▸ **Items**
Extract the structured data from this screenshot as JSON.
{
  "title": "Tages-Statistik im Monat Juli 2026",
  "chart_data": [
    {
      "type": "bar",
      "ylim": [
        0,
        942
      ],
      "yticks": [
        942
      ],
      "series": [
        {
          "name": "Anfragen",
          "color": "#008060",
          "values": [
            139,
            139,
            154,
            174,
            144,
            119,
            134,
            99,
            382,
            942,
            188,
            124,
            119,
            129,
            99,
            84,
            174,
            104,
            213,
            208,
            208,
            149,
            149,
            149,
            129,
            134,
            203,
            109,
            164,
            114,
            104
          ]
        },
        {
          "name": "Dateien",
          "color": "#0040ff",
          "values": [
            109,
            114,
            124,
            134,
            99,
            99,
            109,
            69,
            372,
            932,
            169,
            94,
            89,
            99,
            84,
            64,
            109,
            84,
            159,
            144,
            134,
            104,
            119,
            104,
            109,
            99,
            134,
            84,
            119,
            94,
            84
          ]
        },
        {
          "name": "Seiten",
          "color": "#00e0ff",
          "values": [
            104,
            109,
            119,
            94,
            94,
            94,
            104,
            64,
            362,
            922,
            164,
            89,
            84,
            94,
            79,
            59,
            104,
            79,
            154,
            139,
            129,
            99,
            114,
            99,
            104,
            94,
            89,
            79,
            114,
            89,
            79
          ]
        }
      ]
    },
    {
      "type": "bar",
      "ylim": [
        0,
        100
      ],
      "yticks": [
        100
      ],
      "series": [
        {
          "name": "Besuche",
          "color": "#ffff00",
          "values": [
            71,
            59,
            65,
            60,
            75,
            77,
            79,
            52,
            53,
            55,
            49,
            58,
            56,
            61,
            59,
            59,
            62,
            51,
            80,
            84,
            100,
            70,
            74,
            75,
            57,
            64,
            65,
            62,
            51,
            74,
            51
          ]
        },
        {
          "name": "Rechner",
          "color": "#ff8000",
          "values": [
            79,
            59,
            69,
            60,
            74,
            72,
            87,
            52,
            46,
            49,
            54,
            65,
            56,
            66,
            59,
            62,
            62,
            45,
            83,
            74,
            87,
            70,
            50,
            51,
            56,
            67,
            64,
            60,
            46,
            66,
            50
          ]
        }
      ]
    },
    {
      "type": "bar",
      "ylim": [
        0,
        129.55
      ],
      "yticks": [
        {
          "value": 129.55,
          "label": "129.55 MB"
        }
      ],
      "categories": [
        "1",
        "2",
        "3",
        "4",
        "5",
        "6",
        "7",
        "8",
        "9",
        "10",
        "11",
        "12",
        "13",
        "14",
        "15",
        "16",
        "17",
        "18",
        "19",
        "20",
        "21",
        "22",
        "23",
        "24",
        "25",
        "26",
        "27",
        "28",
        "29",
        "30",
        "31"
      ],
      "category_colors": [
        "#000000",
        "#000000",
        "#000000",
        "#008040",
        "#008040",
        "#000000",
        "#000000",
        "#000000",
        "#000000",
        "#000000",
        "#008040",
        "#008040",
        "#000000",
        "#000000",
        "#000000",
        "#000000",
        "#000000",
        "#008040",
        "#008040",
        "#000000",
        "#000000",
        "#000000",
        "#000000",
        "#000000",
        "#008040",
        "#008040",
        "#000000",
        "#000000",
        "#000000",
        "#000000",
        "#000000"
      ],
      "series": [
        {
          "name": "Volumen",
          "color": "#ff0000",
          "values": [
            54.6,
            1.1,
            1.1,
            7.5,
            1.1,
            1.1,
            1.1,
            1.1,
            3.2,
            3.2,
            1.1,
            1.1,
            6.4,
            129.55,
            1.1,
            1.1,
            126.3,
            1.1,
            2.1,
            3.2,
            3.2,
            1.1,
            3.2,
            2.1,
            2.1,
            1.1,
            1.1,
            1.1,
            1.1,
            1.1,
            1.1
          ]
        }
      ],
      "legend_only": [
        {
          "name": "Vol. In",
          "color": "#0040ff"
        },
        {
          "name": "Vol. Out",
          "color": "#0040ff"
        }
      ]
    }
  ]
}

▸ **Task goal**
Print out the whole listing exactly as it appears.

▸ **Solution for this task**
Extract the structured data from this screenshot as JSON.
{
  "title": "Tages-Statistik im Monat Juli 2026",
  "chart_data": [
    {
      "type": "bar",
      "ylim": [
        0,
        942
      ],
      "yticks": [
        942
      ],
      "series": [
        {
          "name": "Anfragen",
          "color": "#008060",
          "values": [
            139,
            139,
            154,
            174,
            144,
            119,
            134,
            99,
            382,
            942,
            188,
            124,
            119,
            129,
            99,
            84,
            174,
            104,
            213,
            208,
            208,
            149,
            149,
            149,
            129,
            134,
            203,
            109,
            164,
            114,
            104
          ]
        },
        {
          "name": "Dateien",
          "color": "#0040ff",
          "values": [
            109,
            114,
            124,
            134,
            99,
            99,
            109,
            69,
            372,
            932,
            169,
            94,
            89,
            99,
            84,
            64,
            109,
            84,
            159,
            144,
            134,
            104,
            119,
            104,
            109,
            99,
            134,
            84,
            119,
            94,
            84
          ]
        },
        {
          "name": "Seiten",
          "color": "#00e0ff",
          "values": [
            104,
            109,
            119,
            94,
            94,
            94,
            104,
            64,
            362,
            922,
            164,
            89,
            84,
            94,
            79,
            59,
            104,
            79,
            154,
            139,
            129,
            99,
            114,
            99,
            104,
            94,
            89,
            79,
            114,
            89,
            79
          ]
        }
      ]
    },
    {
      "type": "bar",
      "ylim": [
        0,
        100
      ],
      "yticks": [
        100
      ],
      "series": [
        {
          "name": "Besuche",
          "color": "#ffff00",
          "values": [
            71,
            59,
            65,
            60,
            75,
            77,
            79,
            52,
            53,
            55,
            49,
            58,
            56,
            61,
            59,
            59,
            62,
            51,
            80,
            84,
            100,
            70,
            74,
            75,
            57,
            64,
            65,
            62,
            51,
            74,
            51
          ]
        },
        {
          "name": "Rechner",
          "color": "#ff8000",
          "values": [
            79,
            59,
            69,
            60,
            74,
            72,
            87,
            52,
            46,
            49,
            54,
            65,
            56,
            66,
            59,
            62,
            62,
            45,
            83,
            74,
            87,
            70,
            50,
            51,
            56,
            67,
            64,
            60,
            46,
            66,
            50
          ]
        }
      ]
    },
    {
      "type": "bar",
      "ylim": [
        0,
        129.55
      ],
      "yticks": [
        {
          "value": 129.55,
          "label": "129.55 MB"
        }
      ],
      "categories": [
        "1",
        "2",
        "3",
        "4",
        "5",
        "6",
        "7",
        "8",
        "9",
        "10",
        "11",
        "12",
        "13",
        "14",
        "15",
        "16",
        "17",
        "18",
        "19",
        "20",
        "21",
        "22",
        "23",
        "24",
        "25",
        "26",
        "27",
        "28",
        "29",
        "30",
        "31"
      ],
      "category_colors": [
        "#000000",
        "#000000",
        "#000000",
        "#008040",
        "#008040",
        "#000000",
        "#000000",
        "#000000",
        "#000000",
        "#000000",
        "#008040",
        "#008040",
        "#000000",
        "#000000",
        "#000000",
        "#000000",
        "#000000",
        "#008040",
        "#008040",
        "#000000",
        "#000000",
        "#000000",
        "#000000",
        "#000000",
        "#008040",
        "#008040",
        "#000000",
        "#000000",
        "#000000",
        "#000000",
        "#000000"
      ],
      "series": [
        {
          "name": "Volumen",
          "color": "#ff0000",
          "values": [
            54.6,
            1.1,
            1.1,
            7.5,
            1.1,
            1.1,
            1.1,
            1.1,
            3.2,
            3.2,
            1.1,
            1.1,
            6.4,
            129.55,
            1.1,
            1.1,
            126.3,
            1.1,
            2.1,
            3.2,
            3.2,
            1.1,
            3.2,
            2.1,
            2.1,
            1.1,
            1.1,
            1.1,
            1.1,
            1.1,
            1.1
          ]
        }
      ],
      "legend_only": [
        {
          "name": "Vol. In",
          "color": "#0040ff"
        },
        {
          "name": "Vol. Out",
          "color": "#0040ff"
        }
      ]
    }
  ]
}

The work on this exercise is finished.